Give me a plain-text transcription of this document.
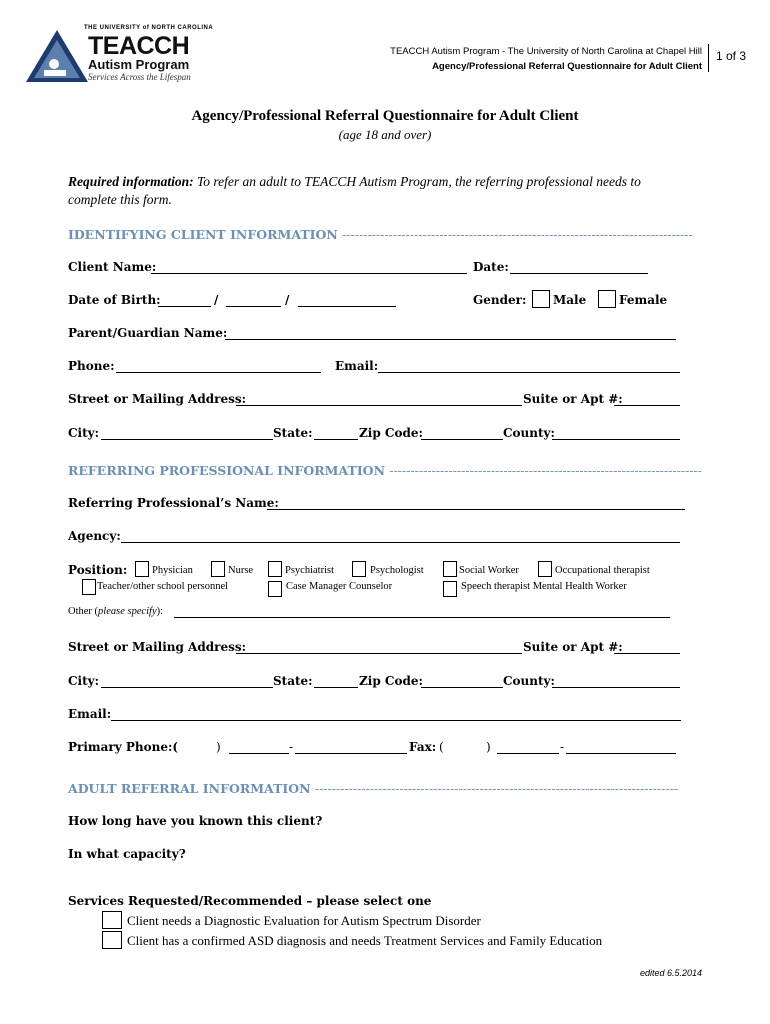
THE UNIVERSITY of NORTH CAROLINA
TEACCH
Autism Program
Services Across the Lifespan
TEACCH Autism Program - The University of North Carolina at Chapel Hill
Agency/Professional Referral Questionnaire for Adult Client
1 of 3
Agency/Professional Referral Questionnaire for Adult Client
(age 18 and over)
Required information: To refer an adult to TEACCH Autism Program, the referring professional needs to
complete this form.
IDENTIFYING CLIENT INFORMATION -----------------------------------------------------------------------------------
Client Name:	Date:
Date of Birth:	/	/	Gender: Male	Female
Parent/Guardian Name:
Phone:	Email:
Street or Mailing Address:	Suite or Apt #:
City:	State:	Zip Code:	County:
REFERRING PROFESSIONAL INFORMATION --------------------------------------------------------------------------
Referring Professional’s Name:
Agency:
Position: Physician	Nurse	Psychiatrist	Psychologist	Social Worker	Occupational therapist
Teacher/other school personnel	Case Manager Counselor	Speech therapist Mental Health Worker
Other (please specify):
Street or Mailing Address:	Suite or Apt #:
City:	State:	Zip Code:	County:
Email:
Primary Phone:(	)	-	Fax: (	)	-
ADULT REFERRAL INFORMATION --------------------------------------------------------------------------------------
How long have you known this client?
In what capacity?
Services Requested/Recommended – please select one
Client needs a Diagnostic Evaluation for Autism Spectrum Disorder
Client has a confirmed ASD diagnosis and needs Treatment Services and Family Education
edited 6.5.2014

What is needed >> Return each line exactly as written. Any picture gets left out.

Written response >>
Give me a plain-text transcription of this document.
THE UNIVERSITY of NORTH CAROLINA
TEACCH
Autism Program
Services Across the Lifespan
TEACCH Autism Program - The University of North Carolina at Chapel Hill
Agency/Professional Referral Questionnaire for Adult Client
1 of 3
Agency/Professional Referral Questionnaire for Adult Client
(age 18 and over)
Required information: To refer an adult to TEACCH Autism Program, the referring professional needs to
complete this form.
IDENTIFYING CLIENT INFORMATION -----------------------------------------------------------------------------------
Client Name:	Date:
Date of Birth:	/	/	Gender: Male	Female
Parent/Guardian Name:
Phone:	Email:
Street or Mailing Address:	Suite or Apt #:
City:	State:	Zip Code:	County:
REFERRING PROFESSIONAL INFORMATION --------------------------------------------------------------------------
Referring Professional’s Name:
Agency:
Position: Physician	Nurse	Psychiatrist	Psychologist	Social Worker	Occupational therapist
Teacher/other school personnel	Case Manager Counselor	Speech therapist Mental Health Worker
Other (please specify):
Street or Mailing Address:	Suite or Apt #:
City:	State:	Zip Code:	County:
Email:
Primary Phone:(	)	-	Fax: (	)	-
ADULT REFERRAL INFORMATION --------------------------------------------------------------------------------------
How long have you known this client?
In what capacity?
Services Requested/Recommended – please select one
Client needs a Diagnostic Evaluation for Autism Spectrum Disorder
Client has a confirmed ASD diagnosis and needs Treatment Services and Family Education
edited 6.5.2014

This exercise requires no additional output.